→ **Data in this exercise**:
····················

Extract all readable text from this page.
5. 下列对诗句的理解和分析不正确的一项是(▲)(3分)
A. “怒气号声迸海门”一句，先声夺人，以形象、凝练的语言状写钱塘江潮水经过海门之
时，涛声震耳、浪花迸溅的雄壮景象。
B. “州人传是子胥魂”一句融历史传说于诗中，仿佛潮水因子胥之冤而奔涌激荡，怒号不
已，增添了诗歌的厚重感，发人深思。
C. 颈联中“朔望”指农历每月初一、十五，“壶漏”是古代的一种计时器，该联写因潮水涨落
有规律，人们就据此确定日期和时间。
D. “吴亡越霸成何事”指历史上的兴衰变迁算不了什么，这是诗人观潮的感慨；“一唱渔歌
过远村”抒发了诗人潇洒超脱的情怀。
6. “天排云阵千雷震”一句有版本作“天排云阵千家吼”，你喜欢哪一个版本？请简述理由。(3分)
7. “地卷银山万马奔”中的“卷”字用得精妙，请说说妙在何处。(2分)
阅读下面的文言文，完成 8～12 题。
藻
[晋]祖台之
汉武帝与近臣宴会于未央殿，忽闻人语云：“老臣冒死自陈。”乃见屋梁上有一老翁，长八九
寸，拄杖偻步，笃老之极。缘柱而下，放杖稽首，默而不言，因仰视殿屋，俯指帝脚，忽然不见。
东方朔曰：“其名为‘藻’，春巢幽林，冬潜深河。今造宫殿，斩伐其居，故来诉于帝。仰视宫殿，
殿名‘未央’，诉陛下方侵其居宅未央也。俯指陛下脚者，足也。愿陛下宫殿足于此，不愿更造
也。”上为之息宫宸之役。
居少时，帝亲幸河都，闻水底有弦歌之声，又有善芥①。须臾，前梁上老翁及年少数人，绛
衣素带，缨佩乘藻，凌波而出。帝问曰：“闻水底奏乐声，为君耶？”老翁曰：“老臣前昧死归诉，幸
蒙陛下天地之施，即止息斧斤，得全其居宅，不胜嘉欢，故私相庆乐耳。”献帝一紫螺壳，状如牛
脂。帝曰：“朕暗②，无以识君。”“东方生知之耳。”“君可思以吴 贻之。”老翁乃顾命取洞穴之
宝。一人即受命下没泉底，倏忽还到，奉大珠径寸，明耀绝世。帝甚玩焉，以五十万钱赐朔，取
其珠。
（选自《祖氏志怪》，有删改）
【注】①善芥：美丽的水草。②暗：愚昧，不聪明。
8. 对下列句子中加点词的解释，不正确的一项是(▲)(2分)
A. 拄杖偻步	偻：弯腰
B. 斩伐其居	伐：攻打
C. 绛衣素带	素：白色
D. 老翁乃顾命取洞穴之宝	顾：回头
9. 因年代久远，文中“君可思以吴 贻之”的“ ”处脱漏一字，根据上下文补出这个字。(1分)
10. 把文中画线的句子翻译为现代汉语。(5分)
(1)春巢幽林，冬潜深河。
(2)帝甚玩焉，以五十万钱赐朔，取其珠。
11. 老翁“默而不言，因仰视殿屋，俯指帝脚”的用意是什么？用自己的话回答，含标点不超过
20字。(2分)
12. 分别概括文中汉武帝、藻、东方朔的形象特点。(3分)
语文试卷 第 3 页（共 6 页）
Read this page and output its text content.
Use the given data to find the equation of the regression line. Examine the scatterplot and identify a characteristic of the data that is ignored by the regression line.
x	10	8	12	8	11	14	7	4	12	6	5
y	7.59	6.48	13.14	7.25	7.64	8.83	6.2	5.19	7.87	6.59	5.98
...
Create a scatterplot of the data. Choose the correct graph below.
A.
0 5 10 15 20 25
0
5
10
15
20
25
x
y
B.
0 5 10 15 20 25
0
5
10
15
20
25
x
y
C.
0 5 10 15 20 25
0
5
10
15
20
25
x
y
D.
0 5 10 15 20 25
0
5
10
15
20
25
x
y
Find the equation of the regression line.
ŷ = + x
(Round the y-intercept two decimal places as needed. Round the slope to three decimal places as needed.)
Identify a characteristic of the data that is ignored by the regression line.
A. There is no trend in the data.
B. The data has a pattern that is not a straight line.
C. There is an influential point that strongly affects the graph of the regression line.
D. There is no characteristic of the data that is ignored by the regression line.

····················

→ **Task details**:
Retype every record above exactly as written.

→ **Exercise output**:
Extract all readable text from this page.
5. 下列对诗句的理解和分析不正确的一项是(▲)(3分)
A. “怒气号声迸海门”一句，先声夺人，以形象、凝练的语言状写钱塘江潮水经过海门之
时，涛声震耳、浪花迸溅的雄壮景象。
B. “州人传是子胥魂”一句融历史传说于诗中，仿佛潮水因子胥之冤而奔涌激荡，怒号不
已，增添了诗歌的厚重感，发人深思。
C. 颈联中“朔望”指农历每月初一、十五，“壶漏”是古代的一种计时器，该联写因潮水涨落
有规律，人们就据此确定日期和时间。
D. “吴亡越霸成何事”指历史上的兴衰变迁算不了什么，这是诗人观潮的感慨；“一唱渔歌
过远村”抒发了诗人潇洒超脱的情怀。
6. “天排云阵千雷震”一句有版本作“天排云阵千家吼”，你喜欢哪一个版本？请简述理由。(3分)
7. “地卷银山万马奔”中的“卷”字用得精妙，请说说妙在何处。(2分)
阅读下面的文言文，完成 8～12 题。
藻
[晋]祖台之
汉武帝与近臣宴会于未央殿，忽闻人语云：“老臣冒死自陈。”乃见屋梁上有一老翁，长八九
寸，拄杖偻步，笃老之极。缘柱而下，放杖稽首，默而不言，因仰视殿屋，俯指帝脚，忽然不见。
东方朔曰：“其名为‘藻’，春巢幽林，冬潜深河。今造宫殿，斩伐其居，故来诉于帝。仰视宫殿，
殿名‘未央’，诉陛下方侵其居宅未央也。俯指陛下脚者，足也。愿陛下宫殿足于此，不愿更造
也。”上为之息宫宸之役。
居少时，帝亲幸河都，闻水底有弦歌之声，又有善芥①。须臾，前梁上老翁及年少数人，绛
衣素带，缨佩乘藻，凌波而出。帝问曰：“闻水底奏乐声，为君耶？”老翁曰：“老臣前昧死归诉，幸
蒙陛下天地之施，即止息斧斤，得全其居宅，不胜嘉欢，故私相庆乐耳。”献帝一紫螺壳，状如牛
脂。帝曰：“朕暗②，无以识君。”“东方生知之耳。”“君可思以吴 贻之。”老翁乃顾命取洞穴之
宝。一人即受命下没泉底，倏忽还到，奉大珠径寸，明耀绝世。帝甚玩焉，以五十万钱赐朔，取
其珠。
（选自《祖氏志怪》，有删改）
【注】①善芥：美丽的水草。②暗：愚昧，不聪明。
8. 对下列句子中加点词的解释，不正确的一项是(▲)(2分)
A. 拄杖偻步	偻：弯腰
B. 斩伐其居	伐：攻打
C. 绛衣素带	素：白色
D. 老翁乃顾命取洞穴之宝	顾：回头
9. 因年代久远，文中“君可思以吴 贻之”的“ ”处脱漏一字，根据上下文补出这个字。(1分)
10. 把文中画线的句子翻译为现代汉语。(5分)
(1)春巢幽林，冬潜深河。
(2)帝甚玩焉，以五十万钱赐朔，取其珠。
11. 老翁“默而不言，因仰视殿屋，俯指帝脚”的用意是什么？用自己的话回答，含标点不超过
20字。(2分)
12. 分别概括文中汉武帝、藻、东方朔的形象特点。(3分)
语文试卷 第 3 页（共 6 页）
Read this page and output its text content.
Use the given data to find the equation of the regression line. Examine the scatterplot and identify a characteristic of the data that is ignored by the regression line.
x	10	8	12	8	11	14	7	4	12	6	5
y	7.59	6.48	13.14	7.25	7.64	8.83	6.2	5.19	7.87	6.59	5.98
...
Create a scatterplot of the data. Choose the correct graph below.
A.
0 5 10 15 20 25
0
5
10
15
20
25
x
y
B.
0 5 10 15 20 25
0
5
10
15
20
25
x
y
C.
0 5 10 15 20 25
0
5
10
15
20
25
x
y
D.
0 5 10 15 20 25
0
5
10
15
20
25
x
y
Find the equation of the regression line.
ŷ = + x
(Round the y-intercept two decimal places as needed. Round the slope to three decimal places as needed.)
Identify a characteristic of the data that is ignored by the regression line.
A. There is no trend in the data.
B. The data has a pattern that is not a straight line.
C. There is an influential point that strongly affects the graph of the regression line.
D. There is no characteristic of the data that is ignored by the regression line.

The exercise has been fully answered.